[PROBLEM TO WORK ON] Edit the items below so that every "Week Based" reads "Week-Based", and give them back with nothing else altered.

[THE INPUT]
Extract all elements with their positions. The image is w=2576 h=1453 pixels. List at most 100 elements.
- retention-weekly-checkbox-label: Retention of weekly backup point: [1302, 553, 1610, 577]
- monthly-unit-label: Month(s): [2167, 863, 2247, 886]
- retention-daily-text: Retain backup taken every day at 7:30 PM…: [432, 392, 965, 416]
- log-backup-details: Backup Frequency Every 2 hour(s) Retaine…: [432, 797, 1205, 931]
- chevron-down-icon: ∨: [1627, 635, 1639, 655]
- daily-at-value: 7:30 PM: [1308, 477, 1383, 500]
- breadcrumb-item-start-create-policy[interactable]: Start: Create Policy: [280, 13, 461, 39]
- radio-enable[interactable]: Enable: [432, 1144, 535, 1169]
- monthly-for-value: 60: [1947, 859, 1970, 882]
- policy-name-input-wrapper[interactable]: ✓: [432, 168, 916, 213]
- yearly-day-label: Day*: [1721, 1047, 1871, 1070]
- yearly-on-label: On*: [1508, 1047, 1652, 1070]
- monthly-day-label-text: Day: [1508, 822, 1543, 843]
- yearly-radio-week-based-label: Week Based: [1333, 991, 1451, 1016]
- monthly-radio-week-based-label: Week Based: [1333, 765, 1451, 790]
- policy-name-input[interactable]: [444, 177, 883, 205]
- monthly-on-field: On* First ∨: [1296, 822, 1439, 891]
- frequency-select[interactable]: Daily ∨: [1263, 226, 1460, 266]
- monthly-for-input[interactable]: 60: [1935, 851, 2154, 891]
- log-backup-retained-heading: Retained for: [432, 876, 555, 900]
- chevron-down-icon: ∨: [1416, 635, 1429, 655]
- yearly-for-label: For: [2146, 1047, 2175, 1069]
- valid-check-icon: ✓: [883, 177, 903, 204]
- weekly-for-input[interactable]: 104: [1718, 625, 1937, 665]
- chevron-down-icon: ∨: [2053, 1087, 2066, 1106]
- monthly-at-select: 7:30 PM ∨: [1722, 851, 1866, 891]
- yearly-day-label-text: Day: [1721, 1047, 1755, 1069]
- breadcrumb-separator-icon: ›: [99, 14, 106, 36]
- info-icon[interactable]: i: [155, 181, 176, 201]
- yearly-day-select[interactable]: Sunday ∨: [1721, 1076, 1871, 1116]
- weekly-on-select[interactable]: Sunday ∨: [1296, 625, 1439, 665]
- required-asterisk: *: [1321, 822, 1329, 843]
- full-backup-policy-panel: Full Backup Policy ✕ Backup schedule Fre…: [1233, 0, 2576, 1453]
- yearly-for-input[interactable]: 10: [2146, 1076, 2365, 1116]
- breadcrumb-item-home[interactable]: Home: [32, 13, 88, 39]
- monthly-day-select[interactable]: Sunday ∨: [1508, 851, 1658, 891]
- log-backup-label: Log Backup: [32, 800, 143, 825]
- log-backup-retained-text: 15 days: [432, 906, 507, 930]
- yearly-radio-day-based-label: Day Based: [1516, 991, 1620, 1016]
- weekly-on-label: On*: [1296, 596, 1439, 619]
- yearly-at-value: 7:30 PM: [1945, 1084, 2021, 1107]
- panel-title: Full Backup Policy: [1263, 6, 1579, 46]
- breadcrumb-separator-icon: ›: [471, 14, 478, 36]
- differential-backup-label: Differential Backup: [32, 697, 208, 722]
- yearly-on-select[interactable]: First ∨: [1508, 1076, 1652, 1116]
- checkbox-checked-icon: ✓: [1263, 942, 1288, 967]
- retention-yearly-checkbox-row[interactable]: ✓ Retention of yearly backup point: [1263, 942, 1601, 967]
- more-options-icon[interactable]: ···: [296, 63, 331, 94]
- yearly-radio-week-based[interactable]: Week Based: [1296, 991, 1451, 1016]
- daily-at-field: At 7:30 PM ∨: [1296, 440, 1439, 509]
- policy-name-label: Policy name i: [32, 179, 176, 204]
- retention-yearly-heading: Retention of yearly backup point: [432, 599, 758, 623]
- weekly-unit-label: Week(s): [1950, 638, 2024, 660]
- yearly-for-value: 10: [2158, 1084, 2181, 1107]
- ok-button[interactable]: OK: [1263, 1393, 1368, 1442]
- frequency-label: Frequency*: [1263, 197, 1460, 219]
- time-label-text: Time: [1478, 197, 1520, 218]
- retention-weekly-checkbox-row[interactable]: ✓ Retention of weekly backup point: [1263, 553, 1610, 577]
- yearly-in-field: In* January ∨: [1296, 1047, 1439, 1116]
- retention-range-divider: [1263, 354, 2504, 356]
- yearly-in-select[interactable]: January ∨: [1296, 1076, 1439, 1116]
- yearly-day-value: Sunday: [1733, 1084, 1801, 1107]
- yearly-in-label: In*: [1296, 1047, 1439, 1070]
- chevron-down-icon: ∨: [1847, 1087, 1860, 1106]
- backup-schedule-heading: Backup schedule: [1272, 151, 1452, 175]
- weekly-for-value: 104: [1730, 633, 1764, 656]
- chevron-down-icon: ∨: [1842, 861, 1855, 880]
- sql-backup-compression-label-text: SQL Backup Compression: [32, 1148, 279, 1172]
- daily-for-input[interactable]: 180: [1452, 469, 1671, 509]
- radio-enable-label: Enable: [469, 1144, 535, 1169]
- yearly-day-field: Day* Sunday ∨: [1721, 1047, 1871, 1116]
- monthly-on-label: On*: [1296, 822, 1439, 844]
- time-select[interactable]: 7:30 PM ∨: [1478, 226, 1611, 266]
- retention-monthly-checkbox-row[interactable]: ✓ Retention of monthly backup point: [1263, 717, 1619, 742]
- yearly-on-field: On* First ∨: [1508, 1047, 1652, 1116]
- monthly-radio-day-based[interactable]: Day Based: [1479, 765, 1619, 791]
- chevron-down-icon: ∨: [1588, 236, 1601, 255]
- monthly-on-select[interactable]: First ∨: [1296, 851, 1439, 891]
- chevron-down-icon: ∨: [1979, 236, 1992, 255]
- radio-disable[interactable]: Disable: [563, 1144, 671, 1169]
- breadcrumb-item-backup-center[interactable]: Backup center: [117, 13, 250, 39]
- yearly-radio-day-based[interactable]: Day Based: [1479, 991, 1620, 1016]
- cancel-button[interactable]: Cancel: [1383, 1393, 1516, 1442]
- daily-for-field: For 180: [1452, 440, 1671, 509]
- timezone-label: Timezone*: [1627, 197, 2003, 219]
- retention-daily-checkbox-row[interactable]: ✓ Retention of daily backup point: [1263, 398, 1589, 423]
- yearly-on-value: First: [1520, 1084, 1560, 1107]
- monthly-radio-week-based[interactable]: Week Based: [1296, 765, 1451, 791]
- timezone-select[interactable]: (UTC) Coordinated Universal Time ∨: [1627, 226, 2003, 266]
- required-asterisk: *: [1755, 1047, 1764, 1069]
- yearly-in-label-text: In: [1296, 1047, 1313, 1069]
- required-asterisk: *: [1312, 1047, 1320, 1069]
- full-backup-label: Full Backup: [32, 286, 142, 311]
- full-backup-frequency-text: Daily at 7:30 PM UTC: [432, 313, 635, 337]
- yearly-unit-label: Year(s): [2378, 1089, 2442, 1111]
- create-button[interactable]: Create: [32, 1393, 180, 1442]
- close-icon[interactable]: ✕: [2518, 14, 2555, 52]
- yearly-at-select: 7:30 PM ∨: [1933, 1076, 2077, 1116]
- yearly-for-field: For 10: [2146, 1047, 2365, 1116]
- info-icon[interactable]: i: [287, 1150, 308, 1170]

[TASK SOLUTION]
Extract all elements with their positions. The image is w=2576 h=1453 pixels. List at most 100 elements.
- retention-weekly-checkbox-label: Retention of weekly backup point: [1302, 553, 1610, 577]
- monthly-unit-label: Month(s): [2167, 863, 2247, 886]
- retention-daily-text: Retain backup taken every day at 7:30 PM…: [432, 392, 965, 416]
- log-backup-details: Backup Frequency Every 2 hour(s) Retaine…: [432, 797, 1205, 931]
- chevron-down-icon: ∨: [1627, 635, 1639, 655]
- daily-at-value: 7:30 PM: [1308, 477, 1383, 500]
- breadcrumb-item-start-create-policy[interactable]: Start: Create Policy: [280, 13, 461, 39]
- radio-enable[interactable]: Enable: [432, 1144, 535, 1169]
- monthly-for-value: 60: [1947, 859, 1970, 882]
- policy-name-input-wrapper[interactable]: ✓: [432, 168, 916, 213]
- yearly-day-label: Day*: [1721, 1047, 1871, 1070]
- yearly-on-label: On*: [1508, 1047, 1652, 1070]
- monthly-day-label-text: Day: [1508, 822, 1543, 843]
- yearly-radio-week-based-label: Week-Based: [1333, 991, 1451, 1016]
- monthly-radio-week-based-label: Week-Based: [1333, 765, 1451, 790]
- policy-name-input[interactable]: [444, 177, 883, 205]
- monthly-on-field: On* First ∨: [1296, 822, 1439, 891]
- frequency-select[interactable]: Daily ∨: [1263, 226, 1460, 266]
- monthly-for-input[interactable]: 60: [1935, 851, 2154, 891]
- log-backup-retained-heading: Retained for: [432, 876, 555, 900]
- chevron-down-icon: ∨: [1416, 635, 1429, 655]
- yearly-for-label: For: [2146, 1047, 2175, 1069]
- valid-check-icon: ✓: [883, 177, 903, 204]
- weekly-for-input[interactable]: 104: [1718, 625, 1937, 665]
- chevron-down-icon: ∨: [2053, 1087, 2066, 1106]
- monthly-at-select: 7:30 PM ∨: [1722, 851, 1866, 891]
- yearly-day-label-text: Day: [1721, 1047, 1755, 1069]
- breadcrumb-separator-icon: ›: [99, 14, 106, 36]
- info-icon[interactable]: i: [155, 181, 176, 201]
- yearly-day-select[interactable]: Sunday ∨: [1721, 1076, 1871, 1116]
- weekly-on-select[interactable]: Sunday ∨: [1296, 625, 1439, 665]
- required-asterisk: *: [1321, 822, 1329, 843]
- full-backup-policy-panel: Full Backup Policy ✕ Backup schedule Fre…: [1233, 0, 2576, 1453]
- yearly-for-input[interactable]: 10: [2146, 1076, 2365, 1116]
- breadcrumb-item-home[interactable]: Home: [32, 13, 88, 39]
- monthly-day-select[interactable]: Sunday ∨: [1508, 851, 1658, 891]
- log-backup-label: Log Backup: [32, 800, 143, 825]
- log-backup-retained-text: 15 days: [432, 906, 507, 930]
- yearly-radio-day-based-label: Day Based: [1516, 991, 1620, 1016]
- weekly-on-label: On*: [1296, 596, 1439, 619]
- yearly-at-value: 7:30 PM: [1945, 1084, 2021, 1107]
- panel-title: Full Backup Policy: [1263, 6, 1579, 46]
- breadcrumb-separator-icon: ›: [471, 14, 478, 36]
- differential-backup-label: Differential Backup: [32, 697, 208, 722]
- yearly-on-select[interactable]: First ∨: [1508, 1076, 1652, 1116]
- checkbox-checked-icon: ✓: [1263, 942, 1288, 967]
- retention-yearly-checkbox-row[interactable]: ✓ Retention of yearly backup point: [1263, 942, 1601, 967]
- more-options-icon[interactable]: ···: [296, 63, 331, 94]
- yearly-radio-week-based[interactable]: Week-Based: [1296, 991, 1451, 1016]
- daily-at-field: At 7:30 PM ∨: [1296, 440, 1439, 509]
- policy-name-label: Policy name i: [32, 179, 176, 204]
- retention-yearly-heading: Retention of yearly backup point: [432, 599, 758, 623]
- weekly-unit-label: Week(s): [1950, 638, 2024, 660]
- yearly-for-value: 10: [2158, 1084, 2181, 1107]
- ok-button[interactable]: OK: [1263, 1393, 1368, 1442]
- frequency-label: Frequency*: [1263, 197, 1460, 219]
- time-label-text: Time: [1478, 197, 1520, 218]
- retention-weekly-checkbox-row[interactable]: ✓ Retention of weekly backup point: [1263, 553, 1610, 577]
- yearly-in-field: In* January ∨: [1296, 1047, 1439, 1116]
- retention-range-divider: [1263, 354, 2504, 356]
- yearly-in-select[interactable]: January ∨: [1296, 1076, 1439, 1116]
- yearly-day-value: Sunday: [1733, 1084, 1801, 1107]
- yearly-in-label: In*: [1296, 1047, 1439, 1070]
- chevron-down-icon: ∨: [1847, 1087, 1860, 1106]
- backup-schedule-heading: Backup schedule: [1272, 151, 1452, 175]
- weekly-for-value: 104: [1730, 633, 1764, 656]
- chevron-down-icon: ∨: [1842, 861, 1855, 880]
- sql-backup-compression-label-text: SQL Backup Compression: [32, 1148, 279, 1172]
- daily-for-input[interactable]: 180: [1452, 469, 1671, 509]
- radio-enable-label: Enable: [469, 1144, 535, 1169]
- yearly-day-field: Day* Sunday ∨: [1721, 1047, 1871, 1116]
- monthly-on-label: On*: [1296, 822, 1439, 844]
- time-select[interactable]: 7:30 PM ∨: [1478, 226, 1611, 266]
- retention-monthly-checkbox-row[interactable]: ✓ Retention of monthly backup point: [1263, 717, 1619, 742]
- yearly-on-field: On* First ∨: [1508, 1047, 1652, 1116]
- monthly-radio-day-based[interactable]: Day Based: [1479, 765, 1619, 791]
- chevron-down-icon: ∨: [1588, 236, 1601, 255]
- monthly-on-select[interactable]: First ∨: [1296, 851, 1439, 891]
- chevron-down-icon: ∨: [1979, 236, 1992, 255]
- radio-disable[interactable]: Disable: [563, 1144, 671, 1169]
- breadcrumb-item-backup-center[interactable]: Backup center: [117, 13, 250, 39]
- yearly-radio-day-based[interactable]: Day Based: [1479, 991, 1620, 1016]
- cancel-button[interactable]: Cancel: [1383, 1393, 1516, 1442]
- daily-for-field: For 180: [1452, 440, 1671, 509]
- timezone-label: Timezone*: [1627, 197, 2003, 219]
- retention-daily-checkbox-row[interactable]: ✓ Retention of daily backup point: [1263, 398, 1589, 423]
- yearly-on-value: First: [1520, 1084, 1560, 1107]
- monthly-radio-week-based[interactable]: Week-Based: [1296, 765, 1451, 791]
- timezone-select[interactable]: (UTC) Coordinated Universal Time ∨: [1627, 226, 2003, 266]
- required-asterisk: *: [1755, 1047, 1764, 1069]
- yearly-in-label-text: In: [1296, 1047, 1313, 1069]
- required-asterisk: *: [1312, 1047, 1320, 1069]
- full-backup-label: Full Backup: [32, 286, 142, 311]
- full-backup-frequency-text: Daily at 7:30 PM UTC: [432, 313, 635, 337]
- yearly-unit-label: Year(s): [2378, 1089, 2442, 1111]
- create-button[interactable]: Create: [32, 1393, 180, 1442]
- close-icon[interactable]: ✕: [2518, 14, 2555, 52]
- yearly-at-select: 7:30 PM ∨: [1933, 1076, 2077, 1116]
- yearly-for-field: For 10: [2146, 1047, 2365, 1116]
- info-icon[interactable]: i: [287, 1150, 308, 1170]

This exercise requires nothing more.